*Problem details*
How many of the lines that follow contain the word "assignments"? Give only the number.

--- BEGIN Exercise materials ---

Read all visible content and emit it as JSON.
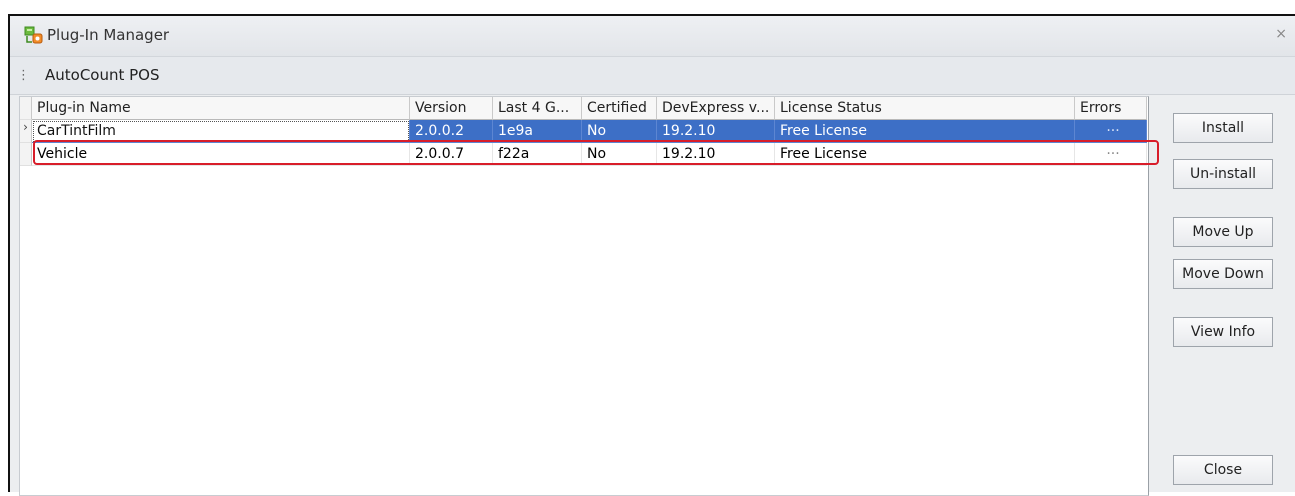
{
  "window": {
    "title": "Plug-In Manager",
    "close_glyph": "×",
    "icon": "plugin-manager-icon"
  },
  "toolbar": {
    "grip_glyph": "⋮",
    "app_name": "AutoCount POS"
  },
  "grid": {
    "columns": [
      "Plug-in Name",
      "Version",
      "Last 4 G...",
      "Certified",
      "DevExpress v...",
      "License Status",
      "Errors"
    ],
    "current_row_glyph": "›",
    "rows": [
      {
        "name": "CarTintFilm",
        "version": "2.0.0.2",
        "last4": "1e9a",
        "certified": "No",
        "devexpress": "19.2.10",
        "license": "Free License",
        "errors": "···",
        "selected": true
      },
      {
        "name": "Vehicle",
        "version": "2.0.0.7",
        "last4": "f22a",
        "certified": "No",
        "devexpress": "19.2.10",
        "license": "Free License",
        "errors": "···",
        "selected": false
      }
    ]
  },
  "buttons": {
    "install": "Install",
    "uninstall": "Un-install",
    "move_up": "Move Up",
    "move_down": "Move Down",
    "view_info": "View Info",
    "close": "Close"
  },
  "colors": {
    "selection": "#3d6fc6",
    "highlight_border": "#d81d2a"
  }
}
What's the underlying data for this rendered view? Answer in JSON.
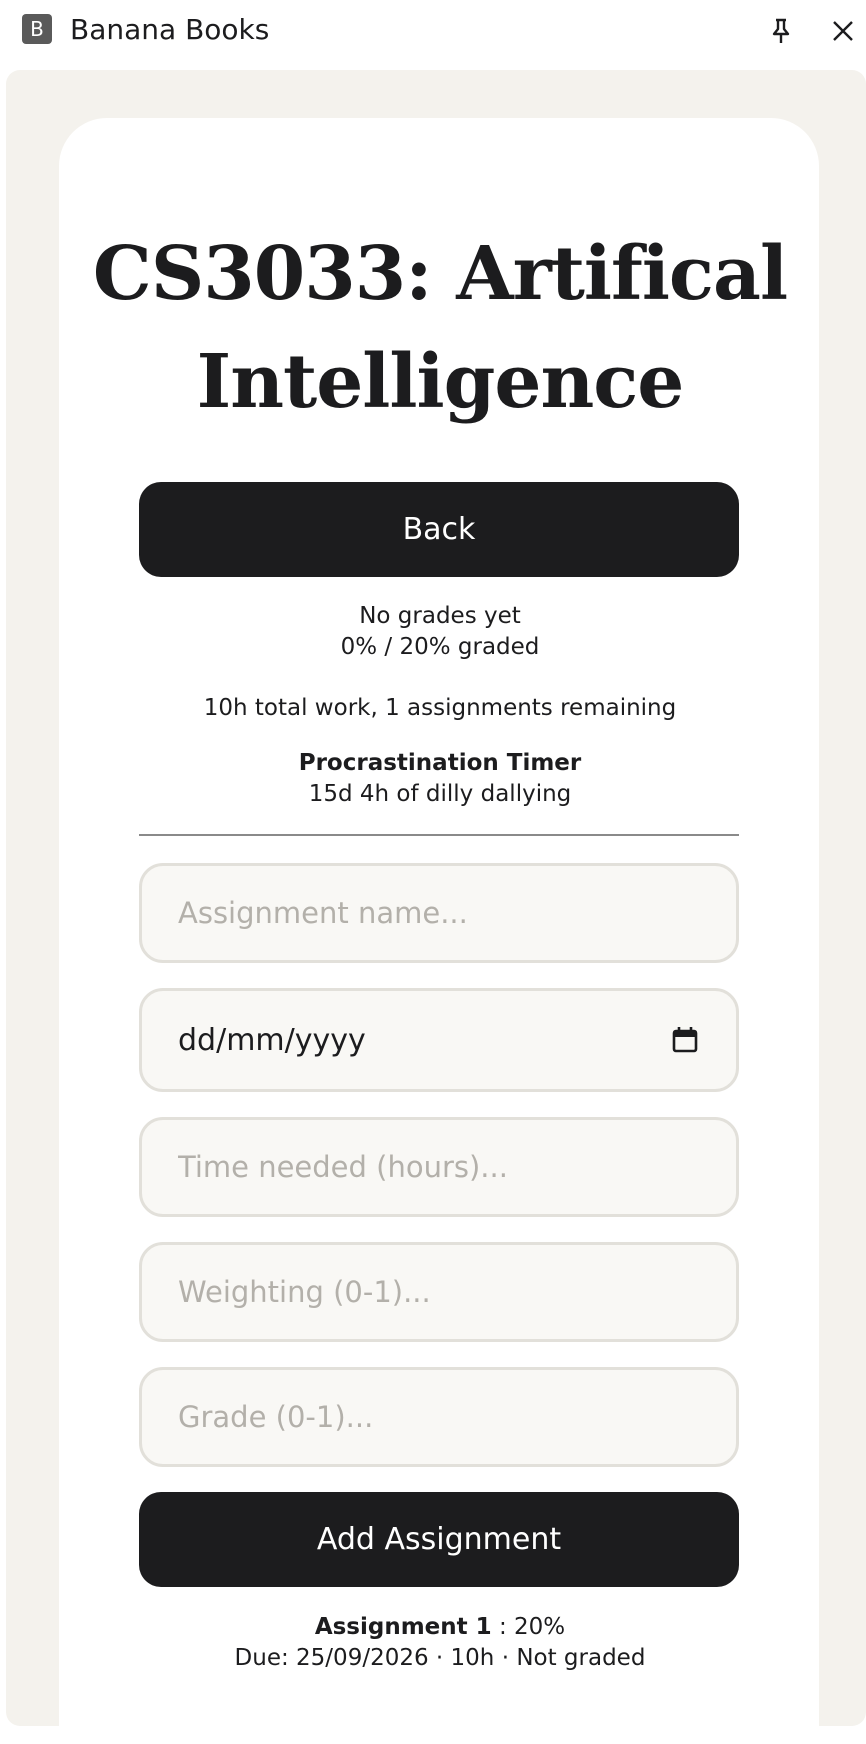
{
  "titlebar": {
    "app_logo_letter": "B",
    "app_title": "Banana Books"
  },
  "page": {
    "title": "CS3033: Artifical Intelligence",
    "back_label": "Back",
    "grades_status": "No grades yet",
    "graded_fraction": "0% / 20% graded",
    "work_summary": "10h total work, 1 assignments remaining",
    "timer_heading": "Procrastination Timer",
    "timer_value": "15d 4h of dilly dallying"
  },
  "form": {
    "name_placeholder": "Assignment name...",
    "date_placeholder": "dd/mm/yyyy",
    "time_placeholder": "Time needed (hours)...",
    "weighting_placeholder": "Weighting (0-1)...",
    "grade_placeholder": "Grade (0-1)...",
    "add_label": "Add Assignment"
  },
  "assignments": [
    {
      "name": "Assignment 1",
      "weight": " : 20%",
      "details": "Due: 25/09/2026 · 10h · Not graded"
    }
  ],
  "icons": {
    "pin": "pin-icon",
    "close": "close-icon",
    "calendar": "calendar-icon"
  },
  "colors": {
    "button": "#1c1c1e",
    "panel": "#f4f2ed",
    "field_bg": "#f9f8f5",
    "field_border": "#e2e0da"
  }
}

--- END Exercise materials ---

*The reply*
2